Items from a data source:
%%
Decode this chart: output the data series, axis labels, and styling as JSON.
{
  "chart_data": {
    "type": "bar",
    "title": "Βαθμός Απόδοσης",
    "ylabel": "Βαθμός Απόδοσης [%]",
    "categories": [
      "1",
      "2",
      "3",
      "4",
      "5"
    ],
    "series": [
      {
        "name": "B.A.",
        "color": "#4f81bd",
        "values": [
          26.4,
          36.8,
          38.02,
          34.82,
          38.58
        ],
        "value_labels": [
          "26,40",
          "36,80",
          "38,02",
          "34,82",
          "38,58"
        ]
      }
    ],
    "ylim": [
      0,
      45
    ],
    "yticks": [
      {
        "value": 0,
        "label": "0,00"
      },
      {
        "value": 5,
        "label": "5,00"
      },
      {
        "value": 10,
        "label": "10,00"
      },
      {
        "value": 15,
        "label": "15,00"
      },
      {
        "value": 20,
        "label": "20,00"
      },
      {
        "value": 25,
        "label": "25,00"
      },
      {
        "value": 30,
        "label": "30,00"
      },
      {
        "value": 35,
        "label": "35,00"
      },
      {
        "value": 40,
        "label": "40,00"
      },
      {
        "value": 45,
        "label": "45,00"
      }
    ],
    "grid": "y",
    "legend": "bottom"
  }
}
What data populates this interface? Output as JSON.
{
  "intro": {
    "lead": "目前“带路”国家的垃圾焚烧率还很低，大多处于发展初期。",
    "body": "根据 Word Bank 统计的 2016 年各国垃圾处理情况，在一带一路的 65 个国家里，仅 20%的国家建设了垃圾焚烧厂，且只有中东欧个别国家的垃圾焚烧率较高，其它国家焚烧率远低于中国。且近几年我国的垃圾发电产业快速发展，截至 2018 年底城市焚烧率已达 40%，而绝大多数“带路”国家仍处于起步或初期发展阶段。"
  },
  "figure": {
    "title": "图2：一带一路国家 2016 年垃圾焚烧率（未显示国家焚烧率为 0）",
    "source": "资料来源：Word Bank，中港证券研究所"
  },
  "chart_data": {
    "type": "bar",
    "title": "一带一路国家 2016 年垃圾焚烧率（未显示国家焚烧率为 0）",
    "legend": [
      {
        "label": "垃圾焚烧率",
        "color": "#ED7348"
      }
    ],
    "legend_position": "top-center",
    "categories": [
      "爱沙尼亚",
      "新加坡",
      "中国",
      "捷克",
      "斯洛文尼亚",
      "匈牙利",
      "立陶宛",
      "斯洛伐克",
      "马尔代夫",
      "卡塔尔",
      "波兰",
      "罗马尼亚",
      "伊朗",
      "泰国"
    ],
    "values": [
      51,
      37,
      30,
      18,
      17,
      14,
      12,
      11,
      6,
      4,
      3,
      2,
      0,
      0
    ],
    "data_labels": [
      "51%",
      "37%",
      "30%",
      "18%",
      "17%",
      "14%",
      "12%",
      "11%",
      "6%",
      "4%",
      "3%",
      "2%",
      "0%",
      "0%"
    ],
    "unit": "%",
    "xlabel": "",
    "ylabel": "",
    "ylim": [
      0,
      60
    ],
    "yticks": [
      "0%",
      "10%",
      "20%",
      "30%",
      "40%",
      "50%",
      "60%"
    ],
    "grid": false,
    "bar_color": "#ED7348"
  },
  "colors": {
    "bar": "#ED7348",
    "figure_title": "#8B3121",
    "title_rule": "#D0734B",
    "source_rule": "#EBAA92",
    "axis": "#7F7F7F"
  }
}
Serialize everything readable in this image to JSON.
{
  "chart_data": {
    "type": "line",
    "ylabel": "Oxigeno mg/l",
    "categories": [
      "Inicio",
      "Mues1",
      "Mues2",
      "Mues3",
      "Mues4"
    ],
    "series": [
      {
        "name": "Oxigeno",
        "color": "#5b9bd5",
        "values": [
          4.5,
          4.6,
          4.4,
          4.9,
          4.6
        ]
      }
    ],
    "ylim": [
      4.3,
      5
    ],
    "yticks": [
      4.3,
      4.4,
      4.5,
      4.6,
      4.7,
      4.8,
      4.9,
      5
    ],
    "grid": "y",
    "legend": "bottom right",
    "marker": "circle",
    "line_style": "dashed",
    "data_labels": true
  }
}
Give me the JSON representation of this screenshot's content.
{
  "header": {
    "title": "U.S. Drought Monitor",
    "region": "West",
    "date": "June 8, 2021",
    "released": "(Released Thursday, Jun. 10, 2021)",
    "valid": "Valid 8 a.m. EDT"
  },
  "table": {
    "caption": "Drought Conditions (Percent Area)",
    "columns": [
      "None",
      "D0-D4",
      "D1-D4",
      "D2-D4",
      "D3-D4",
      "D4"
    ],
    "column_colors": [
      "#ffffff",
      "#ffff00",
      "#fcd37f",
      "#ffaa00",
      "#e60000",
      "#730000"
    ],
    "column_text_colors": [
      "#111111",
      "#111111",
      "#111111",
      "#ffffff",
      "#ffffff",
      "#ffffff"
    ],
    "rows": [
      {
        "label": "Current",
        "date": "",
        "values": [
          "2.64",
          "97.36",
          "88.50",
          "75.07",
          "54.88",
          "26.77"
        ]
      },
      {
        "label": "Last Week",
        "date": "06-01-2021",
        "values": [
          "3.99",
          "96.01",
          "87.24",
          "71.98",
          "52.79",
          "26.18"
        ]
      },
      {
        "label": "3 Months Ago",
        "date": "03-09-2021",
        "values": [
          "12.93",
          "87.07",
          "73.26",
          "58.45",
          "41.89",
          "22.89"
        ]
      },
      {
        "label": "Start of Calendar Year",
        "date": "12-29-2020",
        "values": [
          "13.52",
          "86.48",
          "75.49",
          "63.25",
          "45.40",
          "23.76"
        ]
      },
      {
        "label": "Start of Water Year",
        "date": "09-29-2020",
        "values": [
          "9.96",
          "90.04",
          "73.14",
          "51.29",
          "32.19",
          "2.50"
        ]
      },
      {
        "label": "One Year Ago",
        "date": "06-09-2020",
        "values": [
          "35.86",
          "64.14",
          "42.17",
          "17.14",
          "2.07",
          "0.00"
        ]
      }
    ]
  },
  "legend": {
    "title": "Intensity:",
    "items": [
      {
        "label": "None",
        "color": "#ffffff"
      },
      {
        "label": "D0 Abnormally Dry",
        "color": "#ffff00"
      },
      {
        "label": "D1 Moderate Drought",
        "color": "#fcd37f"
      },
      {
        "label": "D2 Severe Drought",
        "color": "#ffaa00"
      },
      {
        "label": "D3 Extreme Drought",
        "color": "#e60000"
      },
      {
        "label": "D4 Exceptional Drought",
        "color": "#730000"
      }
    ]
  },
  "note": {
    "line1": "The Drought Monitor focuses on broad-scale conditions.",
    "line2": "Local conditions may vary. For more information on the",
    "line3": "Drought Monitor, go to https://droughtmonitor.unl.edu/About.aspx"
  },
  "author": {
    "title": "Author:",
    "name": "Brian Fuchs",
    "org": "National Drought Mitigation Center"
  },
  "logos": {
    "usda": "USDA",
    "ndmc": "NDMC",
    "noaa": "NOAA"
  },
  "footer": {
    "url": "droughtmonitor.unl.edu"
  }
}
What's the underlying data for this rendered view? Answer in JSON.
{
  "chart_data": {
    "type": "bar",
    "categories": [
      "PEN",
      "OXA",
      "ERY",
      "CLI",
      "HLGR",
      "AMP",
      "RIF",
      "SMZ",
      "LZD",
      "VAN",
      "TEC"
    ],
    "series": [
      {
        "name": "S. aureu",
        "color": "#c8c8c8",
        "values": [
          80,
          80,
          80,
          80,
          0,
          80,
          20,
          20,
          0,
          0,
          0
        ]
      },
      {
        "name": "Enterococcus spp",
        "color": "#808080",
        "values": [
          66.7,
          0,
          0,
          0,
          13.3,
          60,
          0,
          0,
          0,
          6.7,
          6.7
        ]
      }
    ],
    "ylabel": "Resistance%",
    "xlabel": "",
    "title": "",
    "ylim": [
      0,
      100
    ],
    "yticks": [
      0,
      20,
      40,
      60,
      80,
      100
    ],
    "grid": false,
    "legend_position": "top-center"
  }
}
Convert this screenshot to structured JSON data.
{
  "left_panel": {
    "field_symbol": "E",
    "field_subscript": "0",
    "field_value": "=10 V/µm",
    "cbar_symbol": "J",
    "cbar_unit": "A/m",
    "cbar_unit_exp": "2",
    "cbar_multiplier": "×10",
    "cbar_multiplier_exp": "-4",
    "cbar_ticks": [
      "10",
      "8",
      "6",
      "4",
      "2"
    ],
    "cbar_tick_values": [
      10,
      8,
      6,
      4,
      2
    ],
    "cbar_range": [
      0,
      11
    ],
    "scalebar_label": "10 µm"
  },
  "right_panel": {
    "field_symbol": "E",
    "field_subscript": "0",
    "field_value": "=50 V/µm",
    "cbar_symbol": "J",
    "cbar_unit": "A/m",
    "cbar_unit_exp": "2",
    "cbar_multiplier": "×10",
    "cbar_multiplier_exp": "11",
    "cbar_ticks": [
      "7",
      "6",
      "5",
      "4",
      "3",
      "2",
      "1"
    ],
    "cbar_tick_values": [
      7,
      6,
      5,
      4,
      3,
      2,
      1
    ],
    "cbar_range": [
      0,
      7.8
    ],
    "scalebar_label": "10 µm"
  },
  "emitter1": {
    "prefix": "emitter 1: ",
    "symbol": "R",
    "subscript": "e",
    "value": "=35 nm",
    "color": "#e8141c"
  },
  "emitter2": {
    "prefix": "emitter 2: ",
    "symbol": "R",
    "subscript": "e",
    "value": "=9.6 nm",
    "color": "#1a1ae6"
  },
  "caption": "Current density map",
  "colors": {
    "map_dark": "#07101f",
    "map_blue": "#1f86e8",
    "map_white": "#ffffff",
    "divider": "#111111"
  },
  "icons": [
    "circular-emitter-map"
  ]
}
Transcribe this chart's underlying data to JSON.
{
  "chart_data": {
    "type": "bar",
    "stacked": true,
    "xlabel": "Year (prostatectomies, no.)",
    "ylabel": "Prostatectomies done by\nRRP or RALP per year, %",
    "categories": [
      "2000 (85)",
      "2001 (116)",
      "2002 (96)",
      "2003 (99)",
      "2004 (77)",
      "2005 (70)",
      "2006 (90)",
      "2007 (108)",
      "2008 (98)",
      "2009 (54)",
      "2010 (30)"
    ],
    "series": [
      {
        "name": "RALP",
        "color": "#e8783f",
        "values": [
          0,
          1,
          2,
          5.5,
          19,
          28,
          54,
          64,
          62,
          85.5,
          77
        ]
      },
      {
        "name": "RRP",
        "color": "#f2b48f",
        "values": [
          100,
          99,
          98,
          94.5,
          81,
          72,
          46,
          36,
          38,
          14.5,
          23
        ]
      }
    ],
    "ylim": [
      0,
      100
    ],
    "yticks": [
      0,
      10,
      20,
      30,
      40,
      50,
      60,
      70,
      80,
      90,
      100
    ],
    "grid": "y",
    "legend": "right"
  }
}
%%
- _Task statement_
Copy all lines from the material that include "RALP".

- _Answer to this problem_
    "ylabel": "Prostatectomies done by\nRRP or RALP per year, %",
        "name": "RALP",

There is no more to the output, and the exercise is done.